↓↓↓

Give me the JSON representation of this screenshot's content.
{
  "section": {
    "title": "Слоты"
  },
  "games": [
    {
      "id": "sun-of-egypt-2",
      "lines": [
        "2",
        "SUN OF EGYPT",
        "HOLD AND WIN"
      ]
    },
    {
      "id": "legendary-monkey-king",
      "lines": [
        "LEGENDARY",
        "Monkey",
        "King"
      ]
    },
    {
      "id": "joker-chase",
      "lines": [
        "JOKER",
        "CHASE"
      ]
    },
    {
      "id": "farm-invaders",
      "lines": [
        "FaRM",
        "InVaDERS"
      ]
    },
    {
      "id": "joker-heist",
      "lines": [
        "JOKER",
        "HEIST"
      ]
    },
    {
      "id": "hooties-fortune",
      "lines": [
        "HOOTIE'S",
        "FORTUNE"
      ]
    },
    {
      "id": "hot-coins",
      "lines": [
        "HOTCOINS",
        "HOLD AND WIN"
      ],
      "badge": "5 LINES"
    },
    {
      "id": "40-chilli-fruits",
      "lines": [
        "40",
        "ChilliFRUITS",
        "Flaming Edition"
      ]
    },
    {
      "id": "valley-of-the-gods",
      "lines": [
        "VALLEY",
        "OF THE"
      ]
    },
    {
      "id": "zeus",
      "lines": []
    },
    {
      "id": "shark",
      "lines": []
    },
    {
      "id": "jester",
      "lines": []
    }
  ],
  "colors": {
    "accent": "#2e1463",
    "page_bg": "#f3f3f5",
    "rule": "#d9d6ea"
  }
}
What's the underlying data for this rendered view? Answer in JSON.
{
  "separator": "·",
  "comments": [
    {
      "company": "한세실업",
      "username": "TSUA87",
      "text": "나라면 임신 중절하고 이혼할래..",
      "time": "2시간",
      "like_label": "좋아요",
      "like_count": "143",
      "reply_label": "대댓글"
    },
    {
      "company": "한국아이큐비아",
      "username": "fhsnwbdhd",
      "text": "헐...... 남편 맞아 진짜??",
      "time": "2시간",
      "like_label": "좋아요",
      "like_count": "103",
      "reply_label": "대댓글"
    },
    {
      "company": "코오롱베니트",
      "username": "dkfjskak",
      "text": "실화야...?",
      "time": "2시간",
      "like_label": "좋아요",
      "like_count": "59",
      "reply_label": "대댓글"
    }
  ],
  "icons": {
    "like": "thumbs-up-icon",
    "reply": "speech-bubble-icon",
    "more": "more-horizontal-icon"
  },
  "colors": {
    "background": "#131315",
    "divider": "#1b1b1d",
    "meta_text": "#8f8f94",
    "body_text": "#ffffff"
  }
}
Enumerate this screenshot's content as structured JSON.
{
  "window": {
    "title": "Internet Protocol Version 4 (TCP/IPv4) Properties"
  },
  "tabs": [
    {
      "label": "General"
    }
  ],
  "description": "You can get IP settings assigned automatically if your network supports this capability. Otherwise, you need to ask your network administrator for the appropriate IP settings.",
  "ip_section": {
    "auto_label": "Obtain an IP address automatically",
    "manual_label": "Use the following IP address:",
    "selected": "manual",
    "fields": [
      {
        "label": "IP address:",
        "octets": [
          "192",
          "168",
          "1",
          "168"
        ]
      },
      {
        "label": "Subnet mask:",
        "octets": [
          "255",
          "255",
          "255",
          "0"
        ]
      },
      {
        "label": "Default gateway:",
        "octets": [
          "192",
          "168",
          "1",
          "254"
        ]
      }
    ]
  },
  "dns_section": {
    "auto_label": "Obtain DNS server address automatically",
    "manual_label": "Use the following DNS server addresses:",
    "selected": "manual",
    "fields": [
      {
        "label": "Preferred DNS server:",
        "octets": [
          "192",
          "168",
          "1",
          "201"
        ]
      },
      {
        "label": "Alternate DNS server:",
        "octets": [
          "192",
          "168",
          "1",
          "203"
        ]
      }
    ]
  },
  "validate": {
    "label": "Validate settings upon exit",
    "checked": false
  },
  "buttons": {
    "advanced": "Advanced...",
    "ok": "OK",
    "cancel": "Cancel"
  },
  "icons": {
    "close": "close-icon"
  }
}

↑↑↑

Task to complete
Copy out each line above, character for character.

Answer to this exercise
Give me the JSON representation of this screenshot's content.
{
  "section": {
    "title": "Слоты"
  },
  "games": [
    {
      "id": "sun-of-egypt-2",
      "lines": [
        "2",
        "SUN OF EGYPT",
        "HOLD AND WIN"
      ]
    },
    {
      "id": "legendary-monkey-king",
      "lines": [
        "LEGENDARY",
        "Monkey",
        "King"
      ]
    },
    {
      "id": "joker-chase",
      "lines": [
        "JOKER",
        "CHASE"
      ]
    },
    {
      "id": "farm-invaders",
      "lines": [
        "FaRM",
        "InVaDERS"
      ]
    },
    {
      "id": "joker-heist",
      "lines": [
        "JOKER",
        "HEIST"
      ]
    },
    {
      "id": "hooties-fortune",
      "lines": [
        "HOOTIE'S",
        "FORTUNE"
      ]
    },
    {
      "id": "hot-coins",
      "lines": [
        "HOTCOINS",
        "HOLD AND WIN"
      ],
      "badge": "5 LINES"
    },
    {
      "id": "40-chilli-fruits",
      "lines": [
        "40",
        "ChilliFRUITS",
        "Flaming Edition"
      ]
    },
    {
      "id": "valley-of-the-gods",
      "lines": [
        "VALLEY",
        "OF THE"
      ]
    },
    {
      "id": "zeus",
      "lines": []
    },
    {
      "id": "shark",
      "lines": []
    },
    {
      "id": "jester",
      "lines": []
    }
  ],
  "colors": {
    "accent": "#2e1463",
    "page_bg": "#f3f3f5",
    "rule": "#d9d6ea"
  }
}
What's the underlying data for this rendered view? Answer in JSON.
{
  "separator": "·",
  "comments": [
    {
      "company": "한세실업",
      "username": "TSUA87",
      "text": "나라면 임신 중절하고 이혼할래..",
      "time": "2시간",
      "like_label": "좋아요",
      "like_count": "143",
      "reply_label": "대댓글"
    },
    {
      "company": "한국아이큐비아",
      "username": "fhsnwbdhd",
      "text": "헐...... 남편 맞아 진짜??",
      "time": "2시간",
      "like_label": "좋아요",
      "like_count": "103",
      "reply_label": "대댓글"
    },
    {
      "company": "코오롱베니트",
      "username": "dkfjskak",
      "text": "실화야...?",
      "time": "2시간",
      "like_label": "좋아요",
      "like_count": "59",
      "reply_label": "대댓글"
    }
  ],
  "icons": {
    "like": "thumbs-up-icon",
    "reply": "speech-bubble-icon",
    "more": "more-horizontal-icon"
  },
  "colors": {
    "background": "#131315",
    "divider": "#1b1b1d",
    "meta_text": "#8f8f94",
    "body_text": "#ffffff"
  }
}
Enumerate this screenshot's content as structured JSON.
{
  "window": {
    "title": "Internet Protocol Version 4 (TCP/IPv4) Properties"
  },
  "tabs": [
    {
      "label": "General"
    }
  ],
  "description": "You can get IP settings assigned automatically if your network supports this capability. Otherwise, you need to ask your network administrator for the appropriate IP settings.",
  "ip_section": {
    "auto_label": "Obtain an IP address automatically",
    "manual_label": "Use the following IP address:",
    "selected": "manual",
    "fields": [
      {
        "label": "IP address:",
        "octets": [
          "192",
          "168",
          "1",
          "168"
        ]
      },
      {
        "label": "Subnet mask:",
        "octets": [
          "255",
          "255",
          "255",
          "0"
        ]
      },
      {
        "label": "Default gateway:",
        "octets": [
          "192",
          "168",
          "1",
          "254"
        ]
      }
    ]
  },
  "dns_section": {
    "auto_label": "Obtain DNS server address automatically",
    "manual_label": "Use the following DNS server addresses:",
    "selected": "manual",
    "fields": [
      {
        "label": "Preferred DNS server:",
        "octets": [
          "192",
          "168",
          "1",
          "201"
        ]
      },
      {
        "label": "Alternate DNS server:",
        "octets": [
          "192",
          "168",
          "1",
          "203"
        ]
      }
    ]
  },
  "validate": {
    "label": "Validate settings upon exit",
    "checked": false
  },
  "buttons": {
    "advanced": "Advanced...",
    "ok": "OK",
    "cancel": "Cancel"
  },
  "icons": {
    "close": "close-icon"
  }
}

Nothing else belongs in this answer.